(Figure record listings)
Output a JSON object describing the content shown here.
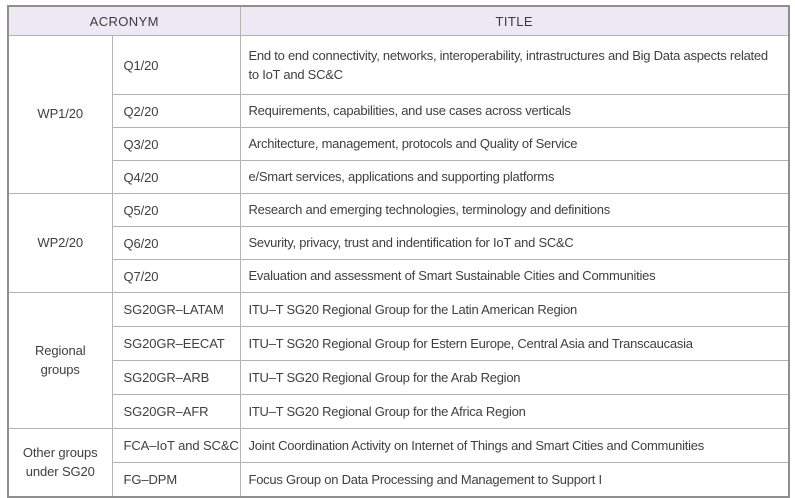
{
  "header": {
    "acronym": "ACRONYM",
    "title": "TITLE"
  },
  "groups": [
    {
      "name": "WP1/20",
      "rows": [
        {
          "acronym": "Q1/20",
          "title": "End to end connectivity, networks, interoperability, intrastructures and Big Data aspects related to IoT and SC&C"
        },
        {
          "acronym": "Q2/20",
          "title": "Requirements, capabilities, and use cases across verticals"
        },
        {
          "acronym": "Q3/20",
          "title": "Architecture, management, protocols and Quality of Service"
        },
        {
          "acronym": "Q4/20",
          "title": "e/Smart services, applications and supporting platforms"
        }
      ]
    },
    {
      "name": "WP2/20",
      "rows": [
        {
          "acronym": "Q5/20",
          "title": "Research and emerging technologies, terminology and definitions"
        },
        {
          "acronym": "Q6/20",
          "title": "Sevurity, privacy, trust and indentification for IoT and SC&C"
        },
        {
          "acronym": "Q7/20",
          "title": "Evaluation and assessment of Smart Sustainable Cities and Communities"
        }
      ]
    },
    {
      "name": "Regional groups",
      "rows": [
        {
          "acronym": "SG20GR–LATAM",
          "title": "ITU–T SG20 Regional Group for the Latin American Region"
        },
        {
          "acronym": "SG20GR–EECAT",
          "title": "ITU–T SG20 Regional Group for Estern Europe, Central Asia and Transcaucasia"
        },
        {
          "acronym": "SG20GR–ARB",
          "title": "ITU–T SG20 Regional Group for the Arab Region"
        },
        {
          "acronym": "SG20GR–AFR",
          "title": "ITU–T SG20 Regional Group for the Africa Region"
        }
      ]
    },
    {
      "name": "Other groups under SG20",
      "rows": [
        {
          "acronym": "FCA–IoT and SC&C",
          "title": "Joint Coordination Activity on Internet of Things and Smart Cities and Communities"
        },
        {
          "acronym": "FG–DPM",
          "title": "Focus Group on Data Processing and Management to Support I"
        }
      ]
    }
  ],
  "colors": {
    "header_bg": "#ECE9F5",
    "grid_border": "#B3B3B3",
    "outer_border": "#8F8F8F",
    "text": "#3F3F3F"
  }
}
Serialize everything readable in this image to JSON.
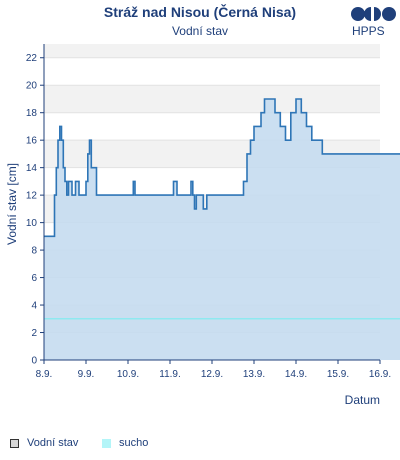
{
  "header": {
    "title": "Stráž nad Nisou (Černá Nisa)",
    "subtitle": "Vodní stav",
    "logo_text": "HPPS"
  },
  "legend": [
    {
      "label": "Vodní stav",
      "swatch": "#d9d9d9",
      "border": "#333333"
    },
    {
      "label": "sucho",
      "swatch": "#b3f5f8",
      "border": "#b3f5f8"
    }
  ],
  "colors": {
    "line": "#2e75b6",
    "fill": "#c5dcf0",
    "band": "#f2f2f2",
    "threshold": "#8ee9f0",
    "axis": "#1f3f7a",
    "text": "#1f3f7a"
  },
  "chart_data": {
    "type": "area",
    "xlabel": "Datum",
    "ylabel": "Vodní stav [cm]",
    "ylim": [
      0,
      23
    ],
    "xlim": [
      "2024-09-08",
      "2024-09-16"
    ],
    "x_tick_labels": [
      "8.9.",
      "9.9.",
      "10.9.",
      "11.9.",
      "12.9.",
      "13.9.",
      "14.9.",
      "15.9.",
      "16.9."
    ],
    "y_ticks": [
      0,
      2,
      4,
      6,
      8,
      10,
      12,
      14,
      16,
      18,
      20,
      22
    ],
    "threshold": {
      "name": "sucho",
      "value": 3
    },
    "series": [
      {
        "name": "Vodní stav",
        "x": [
          "2024-09-08 00:00",
          "2024-09-08 05:00",
          "2024-09-08 06:00",
          "2024-09-08 07:00",
          "2024-09-08 08:00",
          "2024-09-08 09:00",
          "2024-09-08 10:00",
          "2024-09-08 11:00",
          "2024-09-08 12:00",
          "2024-09-08 13:00",
          "2024-09-08 14:00",
          "2024-09-08 16:00",
          "2024-09-08 18:00",
          "2024-09-08 20:00",
          "2024-09-08 22:00",
          "2024-09-09 00:00",
          "2024-09-09 01:00",
          "2024-09-09 02:00",
          "2024-09-09 03:00",
          "2024-09-09 06:00",
          "2024-09-09 12:00",
          "2024-09-09 18:00",
          "2024-09-10 00:00",
          "2024-09-10 03:00",
          "2024-09-10 04:00",
          "2024-09-10 12:00",
          "2024-09-10 15:00",
          "2024-09-10 16:00",
          "2024-09-10 18:00",
          "2024-09-10 21:00",
          "2024-09-10 23:00",
          "2024-09-11 00:00",
          "2024-09-11 02:00",
          "2024-09-11 04:00",
          "2024-09-11 06:00",
          "2024-09-11 08:00",
          "2024-09-11 10:00",
          "2024-09-11 12:00",
          "2024-09-11 13:00",
          "2024-09-11 14:00",
          "2024-09-11 15:00",
          "2024-09-11 17:00",
          "2024-09-11 19:00",
          "2024-09-11 21:00",
          "2024-09-11 23:00",
          "2024-09-12 00:00",
          "2024-09-12 02:00",
          "2024-09-12 04:00",
          "2024-09-12 06:00",
          "2024-09-12 08:00",
          "2024-09-12 10:00",
          "2024-09-12 12:00",
          "2024-09-12 14:00",
          "2024-09-12 16:00",
          "2024-09-12 18:00",
          "2024-09-12 20:00",
          "2024-09-12 22:00",
          "2024-09-13 00:00",
          "2024-09-13 02:00",
          "2024-09-13 04:00",
          "2024-09-13 06:00",
          "2024-09-13 09:00",
          "2024-09-13 12:00",
          "2024-09-13 15:00",
          "2024-09-13 18:00",
          "2024-09-13 21:00",
          "2024-09-14 00:00",
          "2024-09-14 03:00",
          "2024-09-14 06:00",
          "2024-09-14 09:00",
          "2024-09-14 12:00",
          "2024-09-14 15:00",
          "2024-09-14 18:00",
          "2024-09-14 21:00",
          "2024-09-15 00:00",
          "2024-09-15 03:00",
          "2024-09-15 06:00",
          "2024-09-15 09:00",
          "2024-09-15 12:00",
          "2024-09-15 15:00",
          "2024-09-15 18:00",
          "2024-09-15 21:00",
          "2024-09-16 00:00",
          "2024-09-16 03:00",
          "2024-09-16 06:00",
          "2024-09-16 09:00",
          "2024-09-16 12:00",
          "2024-09-16 15:00"
        ],
        "values": [
          9,
          9,
          12,
          14,
          16,
          17,
          16,
          14,
          13,
          12,
          13,
          12,
          13,
          12,
          12,
          13,
          15,
          16,
          14,
          12,
          12,
          12,
          12,
          13,
          12,
          12,
          12,
          12,
          12,
          12,
          12,
          12,
          13,
          12,
          12,
          12,
          12,
          13,
          12,
          11,
          12,
          12,
          11,
          12,
          12,
          12,
          12,
          12,
          12,
          12,
          12,
          12,
          12,
          12,
          13,
          15,
          16,
          17,
          17,
          18,
          19,
          19,
          18,
          17,
          16,
          18,
          19,
          18,
          17,
          16,
          16,
          15,
          15,
          15,
          15,
          15,
          15,
          15,
          15,
          15,
          15,
          15,
          15,
          15,
          15,
          15,
          15,
          15
        ]
      }
    ]
  }
}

Stated problem: Pictures don't belong in the copy. Transcribe every record exactly as it appears.

Result for this exercise:
Output a JSON object describing the content shown here.
{
  "header": {
    "acronym": "ACRONYM",
    "title": "TITLE"
  },
  "groups": [
    {
      "name": "WP1/20",
      "rows": [
        {
          "acronym": "Q1/20",
          "title": "End to end connectivity, networks, interoperability, intrastructures and Big Data aspects related to IoT and SC&C"
        },
        {
          "acronym": "Q2/20",
          "title": "Requirements, capabilities, and use cases across verticals"
        },
        {
          "acronym": "Q3/20",
          "title": "Architecture, management, protocols and Quality of Service"
        },
        {
          "acronym": "Q4/20",
          "title": "e/Smart services, applications and supporting platforms"
        }
      ]
    },
    {
      "name": "WP2/20",
      "rows": [
        {
          "acronym": "Q5/20",
          "title": "Research and emerging technologies, terminology and definitions"
        },
        {
          "acronym": "Q6/20",
          "title": "Sevurity, privacy, trust and indentification for IoT and SC&C"
        },
        {
          "acronym": "Q7/20",
          "title": "Evaluation and assessment of Smart Sustainable Cities and Communities"
        }
      ]
    },
    {
      "name": "Regional groups",
      "rows": [
        {
          "acronym": "SG20GR–LATAM",
          "title": "ITU–T SG20 Regional Group for the Latin American Region"
        },
        {
          "acronym": "SG20GR–EECAT",
          "title": "ITU–T SG20 Regional Group for Estern Europe, Central Asia and Transcaucasia"
        },
        {
          "acronym": "SG20GR–ARB",
          "title": "ITU–T SG20 Regional Group for the Arab Region"
        },
        {
          "acronym": "SG20GR–AFR",
          "title": "ITU–T SG20 Regional Group for the Africa Region"
        }
      ]
    },
    {
      "name": "Other groups under SG20",
      "rows": [
        {
          "acronym": "FCA–IoT and SC&C",
          "title": "Joint Coordination Activity on Internet of Things and Smart Cities and Communities"
        },
        {
          "acronym": "FG–DPM",
          "title": "Focus Group on Data Processing and Management to Support I"
        }
      ]
    }
  ],
  "colors": {
    "header_bg": "#ECE9F5",
    "grid_border": "#B3B3B3",
    "outer_border": "#8F8F8F",
    "text": "#3F3F3F"
  }
}
Serialize everything readable in this image to JSON.
{
  "header": {
    "title": "Stráž nad Nisou (Černá Nisa)",
    "subtitle": "Vodní stav",
    "logo_text": "HPPS"
  },
  "legend": [
    {
      "label": "Vodní stav",
      "swatch": "#d9d9d9",
      "border": "#333333"
    },
    {
      "label": "sucho",
      "swatch": "#b3f5f8",
      "border": "#b3f5f8"
    }
  ],
  "colors": {
    "line": "#2e75b6",
    "fill": "#c5dcf0",
    "band": "#f2f2f2",
    "threshold": "#8ee9f0",
    "axis": "#1f3f7a",
    "text": "#1f3f7a"
  },
  "chart_data": {
    "type": "area",
    "xlabel": "Datum",
    "ylabel": "Vodní stav [cm]",
    "ylim": [
      0,
      23
    ],
    "xlim": [
      "2024-09-08",
      "2024-09-16"
    ],
    "x_tick_labels": [
      "8.9.",
      "9.9.",
      "10.9.",
      "11.9.",
      "12.9.",
      "13.9.",
      "14.9.",
      "15.9.",
      "16.9."
    ],
    "y_ticks": [
      0,
      2,
      4,
      6,
      8,
      10,
      12,
      14,
      16,
      18,
      20,
      22
    ],
    "threshold": {
      "name": "sucho",
      "value": 3
    },
    "series": [
      {
        "name": "Vodní stav",
        "x": [
          "2024-09-08 00:00",
          "2024-09-08 05:00",
          "2024-09-08 06:00",
          "2024-09-08 07:00",
          "2024-09-08 08:00",
          "2024-09-08 09:00",
          "2024-09-08 10:00",
          "2024-09-08 11:00",
          "2024-09-08 12:00",
          "2024-09-08 13:00",
          "2024-09-08 14:00",
          "2024-09-08 16:00",
          "2024-09-08 18:00",
          "2024-09-08 20:00",
          "2024-09-08 22:00",
          "2024-09-09 00:00",
          "2024-09-09 01:00",
          "2024-09-09 02:00",
          "2024-09-09 03:00",
          "2024-09-09 06:00",
          "2024-09-09 12:00",
          "2024-09-09 18:00",
          "2024-09-10 00:00",
          "2024-09-10 03:00",
          "2024-09-10 04:00",
          "2024-09-10 12:00",
          "2024-09-10 15:00",
          "2024-09-10 16:00",
          "2024-09-10 18:00",
          "2024-09-10 21:00",
          "2024-09-10 23:00",
          "2024-09-11 00:00",
          "2024-09-11 02:00",
          "2024-09-11 04:00",
          "2024-09-11 06:00",
          "2024-09-11 08:00",
          "2024-09-11 10:00",
          "2024-09-11 12:00",
          "2024-09-11 13:00",
          "2024-09-11 14:00",
          "2024-09-11 15:00",
          "2024-09-11 17:00",
          "2024-09-11 19:00",
          "2024-09-11 21:00",
          "2024-09-11 23:00",
          "2024-09-12 00:00",
          "2024-09-12 02:00",
          "2024-09-12 04:00",
          "2024-09-12 06:00",
          "2024-09-12 08:00",
          "2024-09-12 10:00",
          "2024-09-12 12:00",
          "2024-09-12 14:00",
          "2024-09-12 16:00",
          "2024-09-12 18:00",
          "2024-09-12 20:00",
          "2024-09-12 22:00",
          "2024-09-13 00:00",
          "2024-09-13 02:00",
          "2024-09-13 04:00",
          "2024-09-13 06:00",
          "2024-09-13 09:00",
          "2024-09-13 12:00",
          "2024-09-13 15:00",
          "2024-09-13 18:00",
          "2024-09-13 21:00",
          "2024-09-14 00:00",
          "2024-09-14 03:00",
          "2024-09-14 06:00",
          "2024-09-14 09:00",
          "2024-09-14 12:00",
          "2024-09-14 15:00",
          "2024-09-14 18:00",
          "2024-09-14 21:00",
          "2024-09-15 00:00",
          "2024-09-15 03:00",
          "2024-09-15 06:00",
          "2024-09-15 09:00",
          "2024-09-15 12:00",
          "2024-09-15 15:00",
          "2024-09-15 18:00",
          "2024-09-15 21:00",
          "2024-09-16 00:00",
          "2024-09-16 03:00",
          "2024-09-16 06:00",
          "2024-09-16 09:00",
          "2024-09-16 12:00",
          "2024-09-16 15:00"
        ],
        "values": [
          9,
          9,
          12,
          14,
          16,
          17,
          16,
          14,
          13,
          12,
          13,
          12,
          13,
          12,
          12,
          13,
          15,
          16,
          14,
          12,
          12,
          12,
          12,
          13,
          12,
          12,
          12,
          12,
          12,
          12,
          12,
          12,
          13,
          12,
          12,
          12,
          12,
          13,
          12,
          11,
          12,
          12,
          11,
          12,
          12,
          12,
          12,
          12,
          12,
          12,
          12,
          12,
          12,
          12,
          13,
          15,
          16,
          17,
          17,
          18,
          19,
          19,
          18,
          17,
          16,
          18,
          19,
          18,
          17,
          16,
          16,
          15,
          15,
          15,
          15,
          15,
          15,
          15,
          15,
          15,
          15,
          15,
          15,
          15,
          15,
          15,
          15,
          15
        ]
      }
    ]
  }
}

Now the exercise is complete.